### [DIRECTIVE]
Give a verbatim repeat of the lines that run from the line containing "What text is on this page?" to the end of the data below.

***** RECORDS FOR THE EXERCISE *****

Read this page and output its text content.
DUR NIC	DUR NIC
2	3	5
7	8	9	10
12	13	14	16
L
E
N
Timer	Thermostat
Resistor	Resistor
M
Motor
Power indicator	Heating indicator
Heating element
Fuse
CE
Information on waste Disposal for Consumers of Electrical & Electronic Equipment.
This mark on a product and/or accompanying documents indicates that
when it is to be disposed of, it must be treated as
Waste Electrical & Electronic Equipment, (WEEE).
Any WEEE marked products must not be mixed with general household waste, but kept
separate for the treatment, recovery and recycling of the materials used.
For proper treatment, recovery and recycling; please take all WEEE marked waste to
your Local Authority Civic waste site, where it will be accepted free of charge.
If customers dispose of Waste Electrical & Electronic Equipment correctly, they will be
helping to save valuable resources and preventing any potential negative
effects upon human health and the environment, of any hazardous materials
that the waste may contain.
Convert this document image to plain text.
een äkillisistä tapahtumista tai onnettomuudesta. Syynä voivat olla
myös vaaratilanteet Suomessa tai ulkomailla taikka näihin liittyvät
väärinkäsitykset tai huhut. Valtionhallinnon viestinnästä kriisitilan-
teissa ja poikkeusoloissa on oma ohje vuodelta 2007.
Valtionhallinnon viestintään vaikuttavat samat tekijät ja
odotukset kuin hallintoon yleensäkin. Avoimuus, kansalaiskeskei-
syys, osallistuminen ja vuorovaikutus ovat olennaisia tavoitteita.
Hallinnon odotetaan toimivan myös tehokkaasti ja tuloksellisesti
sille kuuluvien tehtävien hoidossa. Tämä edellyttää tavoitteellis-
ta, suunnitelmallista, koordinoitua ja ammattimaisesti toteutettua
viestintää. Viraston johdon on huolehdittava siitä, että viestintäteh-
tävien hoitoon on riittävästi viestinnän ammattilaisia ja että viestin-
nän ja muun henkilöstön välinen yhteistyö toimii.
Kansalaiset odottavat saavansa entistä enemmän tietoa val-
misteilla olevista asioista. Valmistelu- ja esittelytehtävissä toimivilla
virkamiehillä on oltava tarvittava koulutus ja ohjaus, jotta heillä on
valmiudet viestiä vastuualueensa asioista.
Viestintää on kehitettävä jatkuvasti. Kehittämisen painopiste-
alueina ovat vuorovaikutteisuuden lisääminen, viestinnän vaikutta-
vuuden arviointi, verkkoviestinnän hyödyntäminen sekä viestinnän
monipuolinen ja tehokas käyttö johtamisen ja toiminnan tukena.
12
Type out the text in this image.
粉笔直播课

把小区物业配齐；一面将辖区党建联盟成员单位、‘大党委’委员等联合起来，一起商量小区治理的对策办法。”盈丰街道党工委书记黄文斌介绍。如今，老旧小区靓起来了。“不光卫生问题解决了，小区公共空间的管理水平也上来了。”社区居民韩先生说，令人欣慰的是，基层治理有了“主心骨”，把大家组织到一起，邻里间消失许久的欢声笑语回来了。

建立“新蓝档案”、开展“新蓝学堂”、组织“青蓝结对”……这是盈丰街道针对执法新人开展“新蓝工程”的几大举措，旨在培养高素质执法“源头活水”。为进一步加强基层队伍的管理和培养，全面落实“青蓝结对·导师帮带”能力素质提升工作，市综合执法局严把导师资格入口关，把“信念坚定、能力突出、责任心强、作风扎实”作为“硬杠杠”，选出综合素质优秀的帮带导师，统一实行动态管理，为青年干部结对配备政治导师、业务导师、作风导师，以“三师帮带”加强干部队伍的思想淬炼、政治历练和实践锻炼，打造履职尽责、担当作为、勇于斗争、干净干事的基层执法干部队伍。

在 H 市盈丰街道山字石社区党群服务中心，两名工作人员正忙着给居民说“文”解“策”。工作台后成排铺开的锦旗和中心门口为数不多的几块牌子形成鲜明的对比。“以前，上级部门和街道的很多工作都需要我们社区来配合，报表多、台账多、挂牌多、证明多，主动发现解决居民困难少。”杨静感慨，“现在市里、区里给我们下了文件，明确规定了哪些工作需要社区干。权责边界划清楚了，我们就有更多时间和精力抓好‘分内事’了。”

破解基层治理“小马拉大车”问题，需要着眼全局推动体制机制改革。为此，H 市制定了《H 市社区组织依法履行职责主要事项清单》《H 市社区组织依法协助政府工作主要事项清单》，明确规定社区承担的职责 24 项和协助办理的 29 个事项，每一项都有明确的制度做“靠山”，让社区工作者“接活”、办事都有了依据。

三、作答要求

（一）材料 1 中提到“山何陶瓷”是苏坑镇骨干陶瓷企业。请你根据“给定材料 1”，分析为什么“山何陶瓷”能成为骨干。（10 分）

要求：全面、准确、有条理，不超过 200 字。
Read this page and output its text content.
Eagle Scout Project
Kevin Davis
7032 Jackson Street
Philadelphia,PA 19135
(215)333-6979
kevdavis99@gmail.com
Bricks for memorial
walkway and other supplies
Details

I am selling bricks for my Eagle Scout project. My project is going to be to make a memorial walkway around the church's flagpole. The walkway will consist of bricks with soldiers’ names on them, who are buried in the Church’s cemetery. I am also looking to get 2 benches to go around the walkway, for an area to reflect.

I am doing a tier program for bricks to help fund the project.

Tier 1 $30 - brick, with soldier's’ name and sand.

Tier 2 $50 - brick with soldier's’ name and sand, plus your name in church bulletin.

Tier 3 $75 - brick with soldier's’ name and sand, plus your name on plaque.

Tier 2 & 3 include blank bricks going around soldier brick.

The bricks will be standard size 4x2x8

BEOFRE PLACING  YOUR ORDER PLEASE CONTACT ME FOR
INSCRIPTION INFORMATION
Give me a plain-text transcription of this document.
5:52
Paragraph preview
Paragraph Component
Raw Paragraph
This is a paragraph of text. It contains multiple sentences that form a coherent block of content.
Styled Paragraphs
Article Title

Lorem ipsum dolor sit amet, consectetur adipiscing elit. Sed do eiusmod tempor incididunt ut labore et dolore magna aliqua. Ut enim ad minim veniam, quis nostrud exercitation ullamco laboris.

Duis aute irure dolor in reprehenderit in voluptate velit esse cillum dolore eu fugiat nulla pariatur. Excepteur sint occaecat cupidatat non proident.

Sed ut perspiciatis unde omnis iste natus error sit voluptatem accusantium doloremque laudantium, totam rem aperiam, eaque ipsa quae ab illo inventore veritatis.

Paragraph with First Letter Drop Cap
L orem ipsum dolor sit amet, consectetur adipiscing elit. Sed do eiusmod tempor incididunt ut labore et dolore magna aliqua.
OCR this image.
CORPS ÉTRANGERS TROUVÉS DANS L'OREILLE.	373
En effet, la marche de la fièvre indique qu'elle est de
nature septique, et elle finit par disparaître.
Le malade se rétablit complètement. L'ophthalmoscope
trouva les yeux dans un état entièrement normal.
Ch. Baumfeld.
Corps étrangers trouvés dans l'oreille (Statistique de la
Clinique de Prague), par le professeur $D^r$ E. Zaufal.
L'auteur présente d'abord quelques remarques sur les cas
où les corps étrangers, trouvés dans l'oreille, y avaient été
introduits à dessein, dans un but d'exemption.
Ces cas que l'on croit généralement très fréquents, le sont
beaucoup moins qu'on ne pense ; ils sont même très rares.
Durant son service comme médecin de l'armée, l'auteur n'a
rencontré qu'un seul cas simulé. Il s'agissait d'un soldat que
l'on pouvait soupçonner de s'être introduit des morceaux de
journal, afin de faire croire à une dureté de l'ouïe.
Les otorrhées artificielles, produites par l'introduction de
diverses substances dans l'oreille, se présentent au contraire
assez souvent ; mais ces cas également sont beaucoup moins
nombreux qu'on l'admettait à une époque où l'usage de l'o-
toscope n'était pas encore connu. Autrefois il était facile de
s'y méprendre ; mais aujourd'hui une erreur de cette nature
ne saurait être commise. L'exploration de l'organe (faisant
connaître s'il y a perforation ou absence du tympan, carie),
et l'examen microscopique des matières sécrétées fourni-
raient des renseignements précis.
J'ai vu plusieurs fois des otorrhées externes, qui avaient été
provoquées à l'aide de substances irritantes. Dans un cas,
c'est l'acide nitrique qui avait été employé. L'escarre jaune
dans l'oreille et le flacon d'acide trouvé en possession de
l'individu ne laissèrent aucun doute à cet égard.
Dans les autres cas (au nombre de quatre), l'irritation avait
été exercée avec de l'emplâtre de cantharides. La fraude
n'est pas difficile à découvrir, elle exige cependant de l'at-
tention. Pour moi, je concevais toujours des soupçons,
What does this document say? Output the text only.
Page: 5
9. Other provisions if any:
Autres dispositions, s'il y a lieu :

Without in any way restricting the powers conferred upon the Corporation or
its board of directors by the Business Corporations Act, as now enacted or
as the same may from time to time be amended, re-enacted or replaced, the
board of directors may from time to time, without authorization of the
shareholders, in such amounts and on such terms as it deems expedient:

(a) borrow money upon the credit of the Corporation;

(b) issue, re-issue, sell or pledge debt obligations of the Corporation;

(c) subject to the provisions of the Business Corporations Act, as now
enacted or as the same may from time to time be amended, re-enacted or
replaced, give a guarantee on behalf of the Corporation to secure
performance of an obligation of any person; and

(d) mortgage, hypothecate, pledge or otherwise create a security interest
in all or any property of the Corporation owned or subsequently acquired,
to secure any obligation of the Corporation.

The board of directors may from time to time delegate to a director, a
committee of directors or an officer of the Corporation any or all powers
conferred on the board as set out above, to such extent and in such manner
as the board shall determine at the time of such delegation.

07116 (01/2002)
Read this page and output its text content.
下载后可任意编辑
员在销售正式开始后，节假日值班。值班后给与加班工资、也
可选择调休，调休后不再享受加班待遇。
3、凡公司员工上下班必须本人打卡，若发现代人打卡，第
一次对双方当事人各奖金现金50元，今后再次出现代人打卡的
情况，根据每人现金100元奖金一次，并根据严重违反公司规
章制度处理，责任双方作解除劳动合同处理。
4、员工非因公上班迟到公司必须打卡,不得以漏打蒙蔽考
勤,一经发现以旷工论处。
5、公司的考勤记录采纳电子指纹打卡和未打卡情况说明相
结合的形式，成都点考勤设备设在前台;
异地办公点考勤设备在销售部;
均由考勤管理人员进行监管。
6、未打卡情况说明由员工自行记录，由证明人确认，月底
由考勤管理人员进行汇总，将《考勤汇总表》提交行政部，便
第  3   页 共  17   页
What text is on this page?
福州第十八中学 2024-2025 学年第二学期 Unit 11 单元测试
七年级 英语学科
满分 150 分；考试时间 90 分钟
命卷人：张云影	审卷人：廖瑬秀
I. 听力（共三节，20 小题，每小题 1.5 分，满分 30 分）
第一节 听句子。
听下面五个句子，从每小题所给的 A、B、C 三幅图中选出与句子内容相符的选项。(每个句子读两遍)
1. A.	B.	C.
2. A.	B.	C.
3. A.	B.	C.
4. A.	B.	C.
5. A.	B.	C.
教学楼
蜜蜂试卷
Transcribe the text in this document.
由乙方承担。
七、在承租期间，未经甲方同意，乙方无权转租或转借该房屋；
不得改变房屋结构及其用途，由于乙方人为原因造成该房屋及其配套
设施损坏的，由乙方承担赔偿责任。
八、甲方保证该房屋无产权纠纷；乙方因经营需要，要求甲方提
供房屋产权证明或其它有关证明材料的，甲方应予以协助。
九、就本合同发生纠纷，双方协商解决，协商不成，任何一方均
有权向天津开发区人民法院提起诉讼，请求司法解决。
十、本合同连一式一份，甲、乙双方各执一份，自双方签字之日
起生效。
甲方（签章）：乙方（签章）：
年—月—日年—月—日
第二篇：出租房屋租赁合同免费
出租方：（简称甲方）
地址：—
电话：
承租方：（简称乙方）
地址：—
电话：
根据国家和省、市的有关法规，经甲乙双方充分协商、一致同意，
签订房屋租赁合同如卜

*****

### [OUTPUT BELOW]
What text is on this page?
福州第十八中学 2024-2025 学年第二学期 Unit 11 单元测试
七年级 英语学科
满分 150 分；考试时间 90 分钟
命卷人：张云影	审卷人：廖瑬秀
I. 听力（共三节，20 小题，每小题 1.5 分，满分 30 分）
第一节 听句子。
听下面五个句子，从每小题所给的 A、B、C 三幅图中选出与句子内容相符的选项。(每个句子读两遍)
1. A.	B.	C.
2. A.	B.	C.
3. A.	B.	C.
4. A.	B.	C.
5. A.	B.	C.
教学楼
蜜蜂试卷
Transcribe the text in this document.
由乙方承担。
七、在承租期间，未经甲方同意，乙方无权转租或转借该房屋；
不得改变房屋结构及其用途，由于乙方人为原因造成该房屋及其配套
设施损坏的，由乙方承担赔偿责任。
八、甲方保证该房屋无产权纠纷；乙方因经营需要，要求甲方提
供房屋产权证明或其它有关证明材料的，甲方应予以协助。
九、就本合同发生纠纷，双方协商解决，协商不成，任何一方均
有权向天津开发区人民法院提起诉讼，请求司法解决。
十、本合同连一式一份，甲、乙双方各执一份，自双方签字之日
起生效。
甲方（签章）：乙方（签章）：
年—月—日年—月—日
第二篇：出租房屋租赁合同免费
出租方：（简称甲方）
地址：—
电话：
承租方：（简称乙方）
地址：—
电话：
根据国家和省、市的有关法规，经甲乙双方充分协商、一致同意，
签订房屋租赁合同如卜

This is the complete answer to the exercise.